WORK INSTRUCTIONS:
Each record below should be repeated precisely as written.

GIVEN DATA:
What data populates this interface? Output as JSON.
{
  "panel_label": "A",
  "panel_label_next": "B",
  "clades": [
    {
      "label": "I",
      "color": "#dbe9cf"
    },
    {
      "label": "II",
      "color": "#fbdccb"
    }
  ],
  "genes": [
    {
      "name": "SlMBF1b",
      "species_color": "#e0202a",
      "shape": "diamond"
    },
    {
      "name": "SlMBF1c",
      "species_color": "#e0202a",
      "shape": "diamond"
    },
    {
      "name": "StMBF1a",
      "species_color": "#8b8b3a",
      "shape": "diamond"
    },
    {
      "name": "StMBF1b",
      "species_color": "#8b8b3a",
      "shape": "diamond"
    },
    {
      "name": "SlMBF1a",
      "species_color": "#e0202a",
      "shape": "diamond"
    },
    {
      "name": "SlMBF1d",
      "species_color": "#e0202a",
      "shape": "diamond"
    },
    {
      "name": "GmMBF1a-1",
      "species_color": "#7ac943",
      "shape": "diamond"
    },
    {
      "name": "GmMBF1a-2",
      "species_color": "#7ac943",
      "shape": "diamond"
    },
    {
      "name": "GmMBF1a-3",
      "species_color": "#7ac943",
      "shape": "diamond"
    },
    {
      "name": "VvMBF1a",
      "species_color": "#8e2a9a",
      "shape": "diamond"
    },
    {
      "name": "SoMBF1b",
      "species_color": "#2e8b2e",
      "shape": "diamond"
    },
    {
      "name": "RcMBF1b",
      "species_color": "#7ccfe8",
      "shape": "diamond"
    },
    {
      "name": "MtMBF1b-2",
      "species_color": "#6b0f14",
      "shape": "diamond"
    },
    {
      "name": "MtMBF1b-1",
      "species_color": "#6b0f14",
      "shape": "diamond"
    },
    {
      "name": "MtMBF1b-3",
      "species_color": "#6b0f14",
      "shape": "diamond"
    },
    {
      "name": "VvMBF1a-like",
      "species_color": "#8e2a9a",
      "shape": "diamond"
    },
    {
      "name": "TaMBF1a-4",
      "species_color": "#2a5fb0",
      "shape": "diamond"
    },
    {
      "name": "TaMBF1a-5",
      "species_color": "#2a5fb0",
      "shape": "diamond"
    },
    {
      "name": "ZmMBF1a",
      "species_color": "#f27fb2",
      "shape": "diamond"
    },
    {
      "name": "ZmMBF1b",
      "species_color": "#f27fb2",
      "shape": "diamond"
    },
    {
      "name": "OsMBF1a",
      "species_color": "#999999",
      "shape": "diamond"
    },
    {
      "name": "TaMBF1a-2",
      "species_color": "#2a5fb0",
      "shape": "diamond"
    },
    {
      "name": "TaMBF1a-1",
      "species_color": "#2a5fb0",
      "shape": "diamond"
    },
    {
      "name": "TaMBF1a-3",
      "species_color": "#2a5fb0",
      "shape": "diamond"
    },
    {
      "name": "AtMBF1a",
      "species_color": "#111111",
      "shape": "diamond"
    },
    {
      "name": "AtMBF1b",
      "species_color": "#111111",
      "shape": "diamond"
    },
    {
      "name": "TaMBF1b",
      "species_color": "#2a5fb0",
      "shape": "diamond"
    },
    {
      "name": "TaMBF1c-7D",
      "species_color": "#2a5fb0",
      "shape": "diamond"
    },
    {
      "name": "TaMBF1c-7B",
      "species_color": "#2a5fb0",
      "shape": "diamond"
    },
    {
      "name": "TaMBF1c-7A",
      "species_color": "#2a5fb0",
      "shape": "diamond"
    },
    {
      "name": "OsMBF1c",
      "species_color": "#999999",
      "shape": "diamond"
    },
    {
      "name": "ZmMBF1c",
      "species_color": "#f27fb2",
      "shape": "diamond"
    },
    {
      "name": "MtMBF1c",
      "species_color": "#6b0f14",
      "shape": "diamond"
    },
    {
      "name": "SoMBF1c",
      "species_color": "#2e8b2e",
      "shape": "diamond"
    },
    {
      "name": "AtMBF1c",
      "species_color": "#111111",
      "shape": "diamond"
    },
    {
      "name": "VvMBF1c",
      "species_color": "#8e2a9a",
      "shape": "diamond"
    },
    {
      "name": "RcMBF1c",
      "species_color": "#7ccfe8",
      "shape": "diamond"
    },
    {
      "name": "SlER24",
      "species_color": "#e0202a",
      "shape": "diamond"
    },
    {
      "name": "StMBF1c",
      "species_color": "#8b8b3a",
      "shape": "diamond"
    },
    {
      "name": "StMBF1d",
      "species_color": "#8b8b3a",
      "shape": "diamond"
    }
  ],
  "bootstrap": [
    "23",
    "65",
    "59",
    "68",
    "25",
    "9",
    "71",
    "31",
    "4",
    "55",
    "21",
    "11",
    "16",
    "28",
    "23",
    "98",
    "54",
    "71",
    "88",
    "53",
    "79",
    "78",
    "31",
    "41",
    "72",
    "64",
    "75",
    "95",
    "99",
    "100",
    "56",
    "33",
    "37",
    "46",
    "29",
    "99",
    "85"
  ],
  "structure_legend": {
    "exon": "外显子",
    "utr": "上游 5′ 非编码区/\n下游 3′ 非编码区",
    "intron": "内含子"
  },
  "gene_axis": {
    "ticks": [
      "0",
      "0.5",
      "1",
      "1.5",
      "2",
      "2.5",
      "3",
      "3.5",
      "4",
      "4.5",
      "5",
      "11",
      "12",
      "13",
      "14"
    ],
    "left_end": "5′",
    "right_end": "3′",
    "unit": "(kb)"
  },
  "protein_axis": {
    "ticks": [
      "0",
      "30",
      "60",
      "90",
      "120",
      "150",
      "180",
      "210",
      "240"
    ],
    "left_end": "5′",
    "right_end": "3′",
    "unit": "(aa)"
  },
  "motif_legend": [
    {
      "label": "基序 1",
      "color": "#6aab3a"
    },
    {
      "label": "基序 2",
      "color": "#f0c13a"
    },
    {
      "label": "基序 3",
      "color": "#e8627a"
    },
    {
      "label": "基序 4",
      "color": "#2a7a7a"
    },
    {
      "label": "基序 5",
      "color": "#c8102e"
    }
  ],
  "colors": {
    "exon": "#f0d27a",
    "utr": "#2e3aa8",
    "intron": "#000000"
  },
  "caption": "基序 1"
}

WRITTEN ANSWER:
What data populates this interface? Output as JSON.
{
  "panel_label": "A",
  "panel_label_next": "B",
  "clades": [
    {
      "label": "I",
      "color": "#dbe9cf"
    },
    {
      "label": "II",
      "color": "#fbdccb"
    }
  ],
  "genes": [
    {
      "name": "SlMBF1b",
      "species_color": "#e0202a",
      "shape": "diamond"
    },
    {
      "name": "SlMBF1c",
      "species_color": "#e0202a",
      "shape": "diamond"
    },
    {
      "name": "StMBF1a",
      "species_color": "#8b8b3a",
      "shape": "diamond"
    },
    {
      "name": "StMBF1b",
      "species_color": "#8b8b3a",
      "shape": "diamond"
    },
    {
      "name": "SlMBF1a",
      "species_color": "#e0202a",
      "shape": "diamond"
    },
    {
      "name": "SlMBF1d",
      "species_color": "#e0202a",
      "shape": "diamond"
    },
    {
      "name": "GmMBF1a-1",
      "species_color": "#7ac943",
      "shape": "diamond"
    },
    {
      "name": "GmMBF1a-2",
      "species_color": "#7ac943",
      "shape": "diamond"
    },
    {
      "name": "GmMBF1a-3",
      "species_color": "#7ac943",
      "shape": "diamond"
    },
    {
      "name": "VvMBF1a",
      "species_color": "#8e2a9a",
      "shape": "diamond"
    },
    {
      "name": "SoMBF1b",
      "species_color": "#2e8b2e",
      "shape": "diamond"
    },
    {
      "name": "RcMBF1b",
      "species_color": "#7ccfe8",
      "shape": "diamond"
    },
    {
      "name": "MtMBF1b-2",
      "species_color": "#6b0f14",
      "shape": "diamond"
    },
    {
      "name": "MtMBF1b-1",
      "species_color": "#6b0f14",
      "shape": "diamond"
    },
    {
      "name": "MtMBF1b-3",
      "species_color": "#6b0f14",
      "shape": "diamond"
    },
    {
      "name": "VvMBF1a-like",
      "species_color": "#8e2a9a",
      "shape": "diamond"
    },
    {
      "name": "TaMBF1a-4",
      "species_color": "#2a5fb0",
      "shape": "diamond"
    },
    {
      "name": "TaMBF1a-5",
      "species_color": "#2a5fb0",
      "shape": "diamond"
    },
    {
      "name": "ZmMBF1a",
      "species_color": "#f27fb2",
      "shape": "diamond"
    },
    {
      "name": "ZmMBF1b",
      "species_color": "#f27fb2",
      "shape": "diamond"
    },
    {
      "name": "OsMBF1a",
      "species_color": "#999999",
      "shape": "diamond"
    },
    {
      "name": "TaMBF1a-2",
      "species_color": "#2a5fb0",
      "shape": "diamond"
    },
    {
      "name": "TaMBF1a-1",
      "species_color": "#2a5fb0",
      "shape": "diamond"
    },
    {
      "name": "TaMBF1a-3",
      "species_color": "#2a5fb0",
      "shape": "diamond"
    },
    {
      "name": "AtMBF1a",
      "species_color": "#111111",
      "shape": "diamond"
    },
    {
      "name": "AtMBF1b",
      "species_color": "#111111",
      "shape": "diamond"
    },
    {
      "name": "TaMBF1b",
      "species_color": "#2a5fb0",
      "shape": "diamond"
    },
    {
      "name": "TaMBF1c-7D",
      "species_color": "#2a5fb0",
      "shape": "diamond"
    },
    {
      "name": "TaMBF1c-7B",
      "species_color": "#2a5fb0",
      "shape": "diamond"
    },
    {
      "name": "TaMBF1c-7A",
      "species_color": "#2a5fb0",
      "shape": "diamond"
    },
    {
      "name": "OsMBF1c",
      "species_color": "#999999",
      "shape": "diamond"
    },
    {
      "name": "ZmMBF1c",
      "species_color": "#f27fb2",
      "shape": "diamond"
    },
    {
      "name": "MtMBF1c",
      "species_color": "#6b0f14",
      "shape": "diamond"
    },
    {
      "name": "SoMBF1c",
      "species_color": "#2e8b2e",
      "shape": "diamond"
    },
    {
      "name": "AtMBF1c",
      "species_color": "#111111",
      "shape": "diamond"
    },
    {
      "name": "VvMBF1c",
      "species_color": "#8e2a9a",
      "shape": "diamond"
    },
    {
      "name": "RcMBF1c",
      "species_color": "#7ccfe8",
      "shape": "diamond"
    },
    {
      "name": "SlER24",
      "species_color": "#e0202a",
      "shape": "diamond"
    },
    {
      "name": "StMBF1c",
      "species_color": "#8b8b3a",
      "shape": "diamond"
    },
    {
      "name": "StMBF1d",
      "species_color": "#8b8b3a",
      "shape": "diamond"
    }
  ],
  "bootstrap": [
    "23",
    "65",
    "59",
    "68",
    "25",
    "9",
    "71",
    "31",
    "4",
    "55",
    "21",
    "11",
    "16",
    "28",
    "23",
    "98",
    "54",
    "71",
    "88",
    "53",
    "79",
    "78",
    "31",
    "41",
    "72",
    "64",
    "75",
    "95",
    "99",
    "100",
    "56",
    "33",
    "37",
    "46",
    "29",
    "99",
    "85"
  ],
  "structure_legend": {
    "exon": "外显子",
    "utr": "上游 5′ 非编码区/\n下游 3′ 非编码区",
    "intron": "内含子"
  },
  "gene_axis": {
    "ticks": [
      "0",
      "0.5",
      "1",
      "1.5",
      "2",
      "2.5",
      "3",
      "3.5",
      "4",
      "4.5",
      "5",
      "11",
      "12",
      "13",
      "14"
    ],
    "left_end": "5′",
    "right_end": "3′",
    "unit": "(kb)"
  },
  "protein_axis": {
    "ticks": [
      "0",
      "30",
      "60",
      "90",
      "120",
      "150",
      "180",
      "210",
      "240"
    ],
    "left_end": "5′",
    "right_end": "3′",
    "unit": "(aa)"
  },
  "motif_legend": [
    {
      "label": "基序 1",
      "color": "#6aab3a"
    },
    {
      "label": "基序 2",
      "color": "#f0c13a"
    },
    {
      "label": "基序 3",
      "color": "#e8627a"
    },
    {
      "label": "基序 4",
      "color": "#2a7a7a"
    },
    {
      "label": "基序 5",
      "color": "#c8102e"
    }
  ],
  "colors": {
    "exon": "#f0d27a",
    "utr": "#2e3aa8",
    "intron": "#000000"
  },
  "caption": "基序 1"
}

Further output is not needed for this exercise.